** begin **
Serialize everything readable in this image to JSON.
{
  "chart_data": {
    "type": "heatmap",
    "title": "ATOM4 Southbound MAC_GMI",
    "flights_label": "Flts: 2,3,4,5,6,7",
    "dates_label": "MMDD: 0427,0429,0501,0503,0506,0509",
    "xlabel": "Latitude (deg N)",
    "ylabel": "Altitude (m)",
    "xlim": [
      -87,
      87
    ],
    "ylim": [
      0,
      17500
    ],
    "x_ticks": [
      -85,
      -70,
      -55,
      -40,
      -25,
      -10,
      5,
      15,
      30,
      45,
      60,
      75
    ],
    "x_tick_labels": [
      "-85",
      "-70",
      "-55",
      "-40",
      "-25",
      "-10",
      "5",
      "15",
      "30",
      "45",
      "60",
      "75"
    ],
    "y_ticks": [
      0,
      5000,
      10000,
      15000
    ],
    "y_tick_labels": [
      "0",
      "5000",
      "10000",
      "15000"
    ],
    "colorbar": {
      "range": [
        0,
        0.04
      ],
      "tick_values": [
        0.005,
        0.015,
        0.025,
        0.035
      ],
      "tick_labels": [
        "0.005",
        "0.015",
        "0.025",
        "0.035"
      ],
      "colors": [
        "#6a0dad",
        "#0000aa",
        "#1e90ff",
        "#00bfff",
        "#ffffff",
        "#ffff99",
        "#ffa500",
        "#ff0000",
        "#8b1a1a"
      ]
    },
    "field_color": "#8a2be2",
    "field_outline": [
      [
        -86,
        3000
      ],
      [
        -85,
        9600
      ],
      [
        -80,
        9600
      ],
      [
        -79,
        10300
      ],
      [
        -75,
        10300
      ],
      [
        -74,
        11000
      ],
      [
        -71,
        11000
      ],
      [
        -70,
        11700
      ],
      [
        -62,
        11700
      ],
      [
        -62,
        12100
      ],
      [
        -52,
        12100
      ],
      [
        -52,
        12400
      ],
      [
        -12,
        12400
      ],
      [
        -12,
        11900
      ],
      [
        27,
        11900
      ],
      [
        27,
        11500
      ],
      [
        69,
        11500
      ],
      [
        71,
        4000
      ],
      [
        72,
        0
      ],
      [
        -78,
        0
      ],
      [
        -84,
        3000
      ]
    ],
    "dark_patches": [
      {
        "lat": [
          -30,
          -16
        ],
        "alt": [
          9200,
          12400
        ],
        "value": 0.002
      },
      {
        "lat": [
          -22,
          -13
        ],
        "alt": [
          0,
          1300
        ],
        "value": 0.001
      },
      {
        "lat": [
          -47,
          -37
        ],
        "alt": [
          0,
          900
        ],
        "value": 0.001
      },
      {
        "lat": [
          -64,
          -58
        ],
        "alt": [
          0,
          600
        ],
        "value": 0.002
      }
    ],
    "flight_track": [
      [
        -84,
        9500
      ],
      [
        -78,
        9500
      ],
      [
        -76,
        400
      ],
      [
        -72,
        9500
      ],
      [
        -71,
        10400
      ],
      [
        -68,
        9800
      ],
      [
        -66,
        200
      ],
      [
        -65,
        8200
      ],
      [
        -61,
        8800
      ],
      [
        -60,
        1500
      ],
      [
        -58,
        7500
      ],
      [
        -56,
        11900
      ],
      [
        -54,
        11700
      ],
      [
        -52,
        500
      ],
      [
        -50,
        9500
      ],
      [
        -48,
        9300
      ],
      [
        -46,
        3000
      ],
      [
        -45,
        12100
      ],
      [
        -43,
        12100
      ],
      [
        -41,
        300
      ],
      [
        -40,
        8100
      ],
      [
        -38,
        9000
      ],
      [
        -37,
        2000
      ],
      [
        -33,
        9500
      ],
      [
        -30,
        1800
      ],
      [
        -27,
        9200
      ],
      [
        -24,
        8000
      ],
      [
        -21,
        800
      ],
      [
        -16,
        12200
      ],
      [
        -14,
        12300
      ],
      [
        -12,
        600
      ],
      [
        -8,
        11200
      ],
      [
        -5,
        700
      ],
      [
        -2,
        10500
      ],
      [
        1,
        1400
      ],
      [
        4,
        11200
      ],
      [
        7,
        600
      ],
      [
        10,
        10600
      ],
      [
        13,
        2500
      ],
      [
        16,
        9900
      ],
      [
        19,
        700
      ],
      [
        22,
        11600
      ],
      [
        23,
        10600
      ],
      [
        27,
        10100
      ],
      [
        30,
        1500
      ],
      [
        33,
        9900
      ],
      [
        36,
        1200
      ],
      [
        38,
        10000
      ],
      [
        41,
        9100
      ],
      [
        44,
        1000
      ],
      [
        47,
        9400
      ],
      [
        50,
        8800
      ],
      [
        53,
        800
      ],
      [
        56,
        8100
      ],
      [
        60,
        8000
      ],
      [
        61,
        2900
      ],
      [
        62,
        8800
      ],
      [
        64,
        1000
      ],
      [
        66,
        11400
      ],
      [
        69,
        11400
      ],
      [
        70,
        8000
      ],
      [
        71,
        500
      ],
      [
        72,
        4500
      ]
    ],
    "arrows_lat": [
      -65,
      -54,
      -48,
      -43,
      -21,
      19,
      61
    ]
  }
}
** end **
> What you need to do
Return all of the above records exactly, leaving no line out.

> Problem solution
Serialize everything readable in this image to JSON.
{
  "chart_data": {
    "type": "heatmap",
    "title": "ATOM4 Southbound MAC_GMI",
    "flights_label": "Flts: 2,3,4,5,6,7",
    "dates_label": "MMDD: 0427,0429,0501,0503,0506,0509",
    "xlabel": "Latitude (deg N)",
    "ylabel": "Altitude (m)",
    "xlim": [
      -87,
      87
    ],
    "ylim": [
      0,
      17500
    ],
    "x_ticks": [
      -85,
      -70,
      -55,
      -40,
      -25,
      -10,
      5,
      15,
      30,
      45,
      60,
      75
    ],
    "x_tick_labels": [
      "-85",
      "-70",
      "-55",
      "-40",
      "-25",
      "-10",
      "5",
      "15",
      "30",
      "45",
      "60",
      "75"
    ],
    "y_ticks": [
      0,
      5000,
      10000,
      15000
    ],
    "y_tick_labels": [
      "0",
      "5000",
      "10000",
      "15000"
    ],
    "colorbar": {
      "range": [
        0,
        0.04
      ],
      "tick_values": [
        0.005,
        0.015,
        0.025,
        0.035
      ],
      "tick_labels": [
        "0.005",
        "0.015",
        "0.025",
        "0.035"
      ],
      "colors": [
        "#6a0dad",
        "#0000aa",
        "#1e90ff",
        "#00bfff",
        "#ffffff",
        "#ffff99",
        "#ffa500",
        "#ff0000",
        "#8b1a1a"
      ]
    },
    "field_color": "#8a2be2",
    "field_outline": [
      [
        -86,
        3000
      ],
      [
        -85,
        9600
      ],
      [
        -80,
        9600
      ],
      [
        -79,
        10300
      ],
      [
        -75,
        10300
      ],
      [
        -74,
        11000
      ],
      [
        -71,
        11000
      ],
      [
        -70,
        11700
      ],
      [
        -62,
        11700
      ],
      [
        -62,
        12100
      ],
      [
        -52,
        12100
      ],
      [
        -52,
        12400
      ],
      [
        -12,
        12400
      ],
      [
        -12,
        11900
      ],
      [
        27,
        11900
      ],
      [
        27,
        11500
      ],
      [
        69,
        11500
      ],
      [
        71,
        4000
      ],
      [
        72,
        0
      ],
      [
        -78,
        0
      ],
      [
        -84,
        3000
      ]
    ],
    "dark_patches": [
      {
        "lat": [
          -30,
          -16
        ],
        "alt": [
          9200,
          12400
        ],
        "value": 0.002
      },
      {
        "lat": [
          -22,
          -13
        ],
        "alt": [
          0,
          1300
        ],
        "value": 0.001
      },
      {
        "lat": [
          -47,
          -37
        ],
        "alt": [
          0,
          900
        ],
        "value": 0.001
      },
      {
        "lat": [
          -64,
          -58
        ],
        "alt": [
          0,
          600
        ],
        "value": 0.002
      }
    ],
    "flight_track": [
      [
        -84,
        9500
      ],
      [
        -78,
        9500
      ],
      [
        -76,
        400
      ],
      [
        -72,
        9500
      ],
      [
        -71,
        10400
      ],
      [
        -68,
        9800
      ],
      [
        -66,
        200
      ],
      [
        -65,
        8200
      ],
      [
        -61,
        8800
      ],
      [
        -60,
        1500
      ],
      [
        -58,
        7500
      ],
      [
        -56,
        11900
      ],
      [
        -54,
        11700
      ],
      [
        -52,
        500
      ],
      [
        -50,
        9500
      ],
      [
        -48,
        9300
      ],
      [
        -46,
        3000
      ],
      [
        -45,
        12100
      ],
      [
        -43,
        12100
      ],
      [
        -41,
        300
      ],
      [
        -40,
        8100
      ],
      [
        -38,
        9000
      ],
      [
        -37,
        2000
      ],
      [
        -33,
        9500
      ],
      [
        -30,
        1800
      ],
      [
        -27,
        9200
      ],
      [
        -24,
        8000
      ],
      [
        -21,
        800
      ],
      [
        -16,
        12200
      ],
      [
        -14,
        12300
      ],
      [
        -12,
        600
      ],
      [
        -8,
        11200
      ],
      [
        -5,
        700
      ],
      [
        -2,
        10500
      ],
      [
        1,
        1400
      ],
      [
        4,
        11200
      ],
      [
        7,
        600
      ],
      [
        10,
        10600
      ],
      [
        13,
        2500
      ],
      [
        16,
        9900
      ],
      [
        19,
        700
      ],
      [
        22,
        11600
      ],
      [
        23,
        10600
      ],
      [
        27,
        10100
      ],
      [
        30,
        1500
      ],
      [
        33,
        9900
      ],
      [
        36,
        1200
      ],
      [
        38,
        10000
      ],
      [
        41,
        9100
      ],
      [
        44,
        1000
      ],
      [
        47,
        9400
      ],
      [
        50,
        8800
      ],
      [
        53,
        800
      ],
      [
        56,
        8100
      ],
      [
        60,
        8000
      ],
      [
        61,
        2900
      ],
      [
        62,
        8800
      ],
      [
        64,
        1000
      ],
      [
        66,
        11400
      ],
      [
        69,
        11400
      ],
      [
        70,
        8000
      ],
      [
        71,
        500
      ],
      [
        72,
        4500
      ]
    ],
    "arrows_lat": [
      -65,
      -54,
      -48,
      -43,
      -21,
      19,
      61
    ]
  }
}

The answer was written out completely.